PROVIDED DATA:
>>>

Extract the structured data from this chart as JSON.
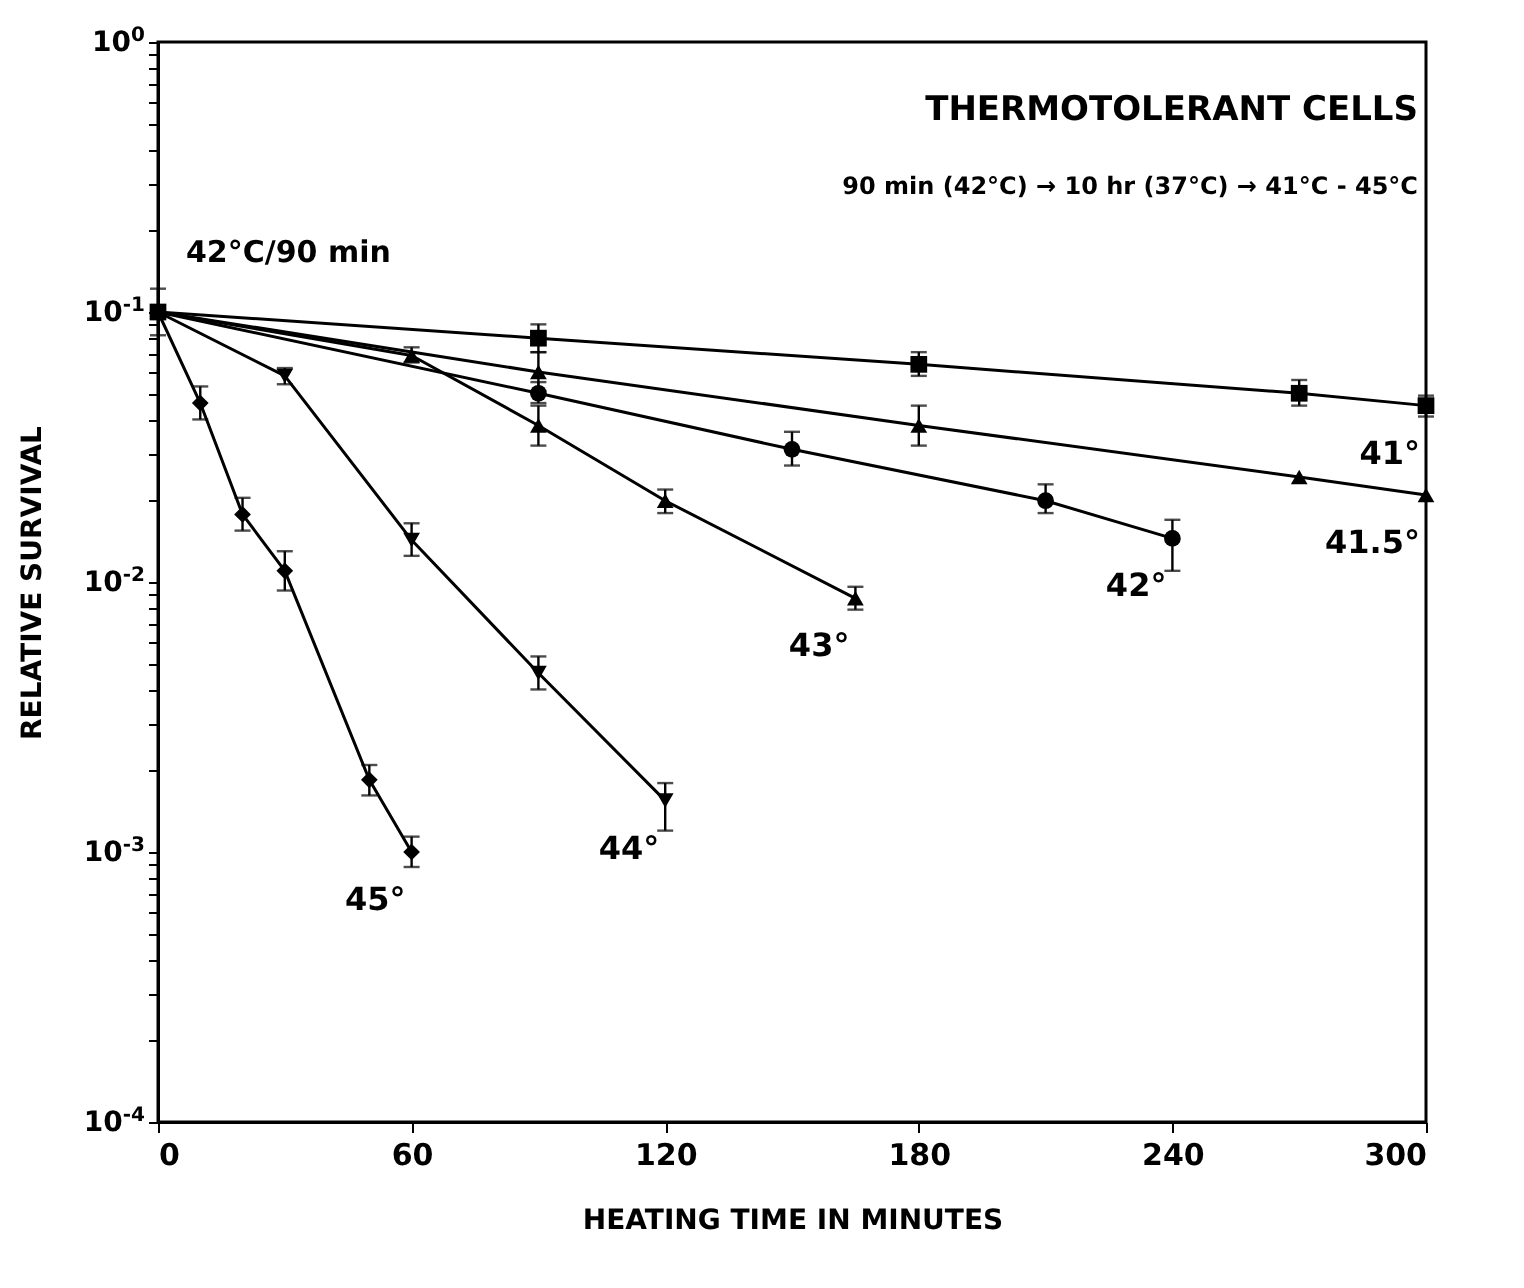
{
  "chart_data": {
    "type": "line",
    "title": "THERMOTOLERANT CELLS",
    "subtitle": "90 min (42°C) → 10 hr (37°C) → 41°C - 45°C",
    "xlabel": "HEATING TIME IN MINUTES",
    "ylabel": "RELATIVE SURVIVAL",
    "log": true,
    "grid": false,
    "legend": false,
    "xlim": [
      0,
      300
    ],
    "xticks": [
      0,
      60,
      120,
      180,
      240,
      300
    ],
    "ylim": [
      0.0001,
      1
    ],
    "yticks": [
      {
        "value": 0.0001,
        "label": "10$^{-4}$"
      },
      {
        "value": 0.0002,
        "label": null
      },
      {
        "value": 0.0003,
        "label": null
      },
      {
        "value": 0.0004,
        "label": null
      },
      {
        "value": 0.0005,
        "label": null
      },
      {
        "value": 0.0006,
        "label": null
      },
      {
        "value": 0.0007,
        "label": null
      },
      {
        "value": 0.0008,
        "label": null
      },
      {
        "value": 0.0009,
        "label": null
      },
      {
        "value": 0.001,
        "label": "10$^{-3}$"
      },
      {
        "value": 0.002,
        "label": null
      },
      {
        "value": 0.003,
        "label": null
      },
      {
        "value": 0.004,
        "label": null
      },
      {
        "value": 0.005,
        "label": null
      },
      {
        "value": 0.006,
        "label": null
      },
      {
        "value": 0.007,
        "label": null
      },
      {
        "value": 0.008,
        "label": null
      },
      {
        "value": 0.009,
        "label": null
      },
      {
        "value": 0.01,
        "label": "10$^{-2}$"
      },
      {
        "value": 0.02,
        "label": null
      },
      {
        "value": 0.03,
        "label": null
      },
      {
        "value": 0.04,
        "label": null
      },
      {
        "value": 0.05,
        "label": null
      },
      {
        "value": 0.06,
        "label": null
      },
      {
        "value": 0.07,
        "label": null
      },
      {
        "value": 0.08,
        "label": null
      },
      {
        "value": 0.09,
        "label": null
      },
      {
        "value": 0.1,
        "label": "10$^{-1}$"
      },
      {
        "value": 0.2,
        "label": null
      },
      {
        "value": 0.3,
        "label": null
      },
      {
        "value": 0.4,
        "label": null
      },
      {
        "value": 0.5,
        "label": null
      },
      {
        "value": 0.6,
        "label": null
      },
      {
        "value": 0.7,
        "label": null
      },
      {
        "value": 0.8,
        "label": null
      },
      {
        "value": 0.9,
        "label": null
      },
      {
        "value": 1,
        "label": "10$^{0}$"
      }
    ],
    "line_style": "solid",
    "series": [
      {
        "name": "41°",
        "color": "#000000",
        "marker": "square",
        "x": [
          0,
          90,
          180,
          270,
          300
        ],
        "values": [
          0.1,
          0.08,
          0.064,
          0.05,
          0.045
        ],
        "errors": [
          null,
          [
            0.071,
            0.09
          ],
          [
            0.058,
            0.071
          ],
          [
            0.045,
            0.056
          ],
          [
            0.041,
            0.049
          ]
        ]
      },
      {
        "name": "41.5°",
        "color": "#000000",
        "marker": "triangle",
        "x": [
          0,
          90,
          180,
          270,
          300
        ],
        "values": [
          0.1,
          0.06,
          0.038,
          0.0245,
          0.021
        ],
        "errors": [
          null,
          [
            0.051,
            0.071
          ],
          [
            0.032,
            0.045
          ],
          null,
          null
        ]
      },
      {
        "name": "42°",
        "color": "#000000",
        "marker": "circle",
        "x": [
          0,
          90,
          150,
          210,
          240
        ],
        "values": [
          0.1,
          0.05,
          0.031,
          0.02,
          0.0145
        ],
        "errors": [
          null,
          [
            0.046,
            0.055
          ],
          [
            0.027,
            0.036
          ],
          [
            0.018,
            0.023
          ],
          [
            0.011,
            0.017
          ]
        ]
      },
      {
        "name": "43°",
        "color": "#000000",
        "marker": "triangle",
        "x": [
          0,
          60,
          90,
          120,
          165
        ],
        "values": [
          0.1,
          0.069,
          0.038,
          0.02,
          0.0087
        ],
        "errors": [
          null,
          [
            0.065,
            0.074
          ],
          [
            0.032,
            0.045
          ],
          [
            0.018,
            0.022
          ],
          [
            0.0079,
            0.0096
          ]
        ]
      },
      {
        "name": "44°",
        "color": "#000000",
        "marker": "triangle-down",
        "x": [
          0,
          30,
          60,
          90,
          120
        ],
        "values": [
          0.1,
          0.058,
          0.0143,
          0.0046,
          0.00155
        ],
        "errors": [
          null,
          [
            0.054,
            0.062
          ],
          [
            0.0125,
            0.0165
          ],
          [
            0.004,
            0.0053
          ],
          [
            0.0012,
            0.0018
          ]
        ]
      },
      {
        "name": "45°",
        "color": "#000000",
        "marker": "diamond",
        "x": [
          0,
          10,
          20,
          30,
          50,
          60
        ],
        "values": [
          0.1,
          0.046,
          0.0178,
          0.011,
          0.00185,
          0.001
        ],
        "errors": [
          [
            0.082,
            0.122
          ],
          [
            0.04,
            0.053
          ],
          [
            0.0155,
            0.0205
          ],
          [
            0.0093,
            0.013
          ],
          [
            0.00162,
            0.0021
          ],
          [
            0.00088,
            0.00114
          ]
        ]
      }
    ],
    "annotations": [
      {
        "text": "42°C/90 min",
        "x": 0,
        "y": 0.1
      }
    ]
  }
}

<<<

TASK DIRECTIONS: Exclude the images and output the lines above exactly.

SOLUTION TO THE EXERCISE:
Extract the structured data from this chart as JSON.
{
  "chart_data": {
    "type": "line",
    "title": "THERMOTOLERANT CELLS",
    "subtitle": "90 min (42°C) → 10 hr (37°C) → 41°C - 45°C",
    "xlabel": "HEATING TIME IN MINUTES",
    "ylabel": "RELATIVE SURVIVAL",
    "log": true,
    "grid": false,
    "legend": false,
    "xlim": [
      0,
      300
    ],
    "xticks": [
      0,
      60,
      120,
      180,
      240,
      300
    ],
    "ylim": [
      0.0001,
      1
    ],
    "yticks": [
      {
        "value": 0.0001,
        "label": "10$^{-4}$"
      },
      {
        "value": 0.0002,
        "label": null
      },
      {
        "value": 0.0003,
        "label": null
      },
      {
        "value": 0.0004,
        "label": null
      },
      {
        "value": 0.0005,
        "label": null
      },
      {
        "value": 0.0006,
        "label": null
      },
      {
        "value": 0.0007,
        "label": null
      },
      {
        "value": 0.0008,
        "label": null
      },
      {
        "value": 0.0009,
        "label": null
      },
      {
        "value": 0.001,
        "label": "10$^{-3}$"
      },
      {
        "value": 0.002,
        "label": null
      },
      {
        "value": 0.003,
        "label": null
      },
      {
        "value": 0.004,
        "label": null
      },
      {
        "value": 0.005,
        "label": null
      },
      {
        "value": 0.006,
        "label": null
      },
      {
        "value": 0.007,
        "label": null
      },
      {
        "value": 0.008,
        "label": null
      },
      {
        "value": 0.009,
        "label": null
      },
      {
        "value": 0.01,
        "label": "10$^{-2}$"
      },
      {
        "value": 0.02,
        "label": null
      },
      {
        "value": 0.03,
        "label": null
      },
      {
        "value": 0.04,
        "label": null
      },
      {
        "value": 0.05,
        "label": null
      },
      {
        "value": 0.06,
        "label": null
      },
      {
        "value": 0.07,
        "label": null
      },
      {
        "value": 0.08,
        "label": null
      },
      {
        "value": 0.09,
        "label": null
      },
      {
        "value": 0.1,
        "label": "10$^{-1}$"
      },
      {
        "value": 0.2,
        "label": null
      },
      {
        "value": 0.3,
        "label": null
      },
      {
        "value": 0.4,
        "label": null
      },
      {
        "value": 0.5,
        "label": null
      },
      {
        "value": 0.6,
        "label": null
      },
      {
        "value": 0.7,
        "label": null
      },
      {
        "value": 0.8,
        "label": null
      },
      {
        "value": 0.9,
        "label": null
      },
      {
        "value": 1,
        "label": "10$^{0}$"
      }
    ],
    "line_style": "solid",
    "series": [
      {
        "name": "41°",
        "color": "#000000",
        "marker": "square",
        "x": [
          0,
          90,
          180,
          270,
          300
        ],
        "values": [
          0.1,
          0.08,
          0.064,
          0.05,
          0.045
        ],
        "errors": [
          null,
          [
            0.071,
            0.09
          ],
          [
            0.058,
            0.071
          ],
          [
            0.045,
            0.056
          ],
          [
            0.041,
            0.049
          ]
        ]
      },
      {
        "name": "41.5°",
        "color": "#000000",
        "marker": "triangle",
        "x": [
          0,
          90,
          180,
          270,
          300
        ],
        "values": [
          0.1,
          0.06,
          0.038,
          0.0245,
          0.021
        ],
        "errors": [
          null,
          [
            0.051,
            0.071
          ],
          [
            0.032,
            0.045
          ],
          null,
          null
        ]
      },
      {
        "name": "42°",
        "color": "#000000",
        "marker": "circle",
        "x": [
          0,
          90,
          150,
          210,
          240
        ],
        "values": [
          0.1,
          0.05,
          0.031,
          0.02,
          0.0145
        ],
        "errors": [
          null,
          [
            0.046,
            0.055
          ],
          [
            0.027,
            0.036
          ],
          [
            0.018,
            0.023
          ],
          [
            0.011,
            0.017
          ]
        ]
      },
      {
        "name": "43°",
        "color": "#000000",
        "marker": "triangle",
        "x": [
          0,
          60,
          90,
          120,
          165
        ],
        "values": [
          0.1,
          0.069,
          0.038,
          0.02,
          0.0087
        ],
        "errors": [
          null,
          [
            0.065,
            0.074
          ],
          [
            0.032,
            0.045
          ],
          [
            0.018,
            0.022
          ],
          [
            0.0079,
            0.0096
          ]
        ]
      },
      {
        "name": "44°",
        "color": "#000000",
        "marker": "triangle-down",
        "x": [
          0,
          30,
          60,
          90,
          120
        ],
        "values": [
          0.1,
          0.058,
          0.0143,
          0.0046,
          0.00155
        ],
        "errors": [
          null,
          [
            0.054,
            0.062
          ],
          [
            0.0125,
            0.0165
          ],
          [
            0.004,
            0.0053
          ],
          [
            0.0012,
            0.0018
          ]
        ]
      },
      {
        "name": "45°",
        "color": "#000000",
        "marker": "diamond",
        "x": [
          0,
          10,
          20,
          30,
          50,
          60
        ],
        "values": [
          0.1,
          0.046,
          0.0178,
          0.011,
          0.00185,
          0.001
        ],
        "errors": [
          [
            0.082,
            0.122
          ],
          [
            0.04,
            0.053
          ],
          [
            0.0155,
            0.0205
          ],
          [
            0.0093,
            0.013
          ],
          [
            0.00162,
            0.0021
          ],
          [
            0.00088,
            0.00114
          ]
        ]
      }
    ],
    "annotations": [
      {
        "text": "42°C/90 min",
        "x": 0,
        "y": 0.1
      }
    ]
  }
}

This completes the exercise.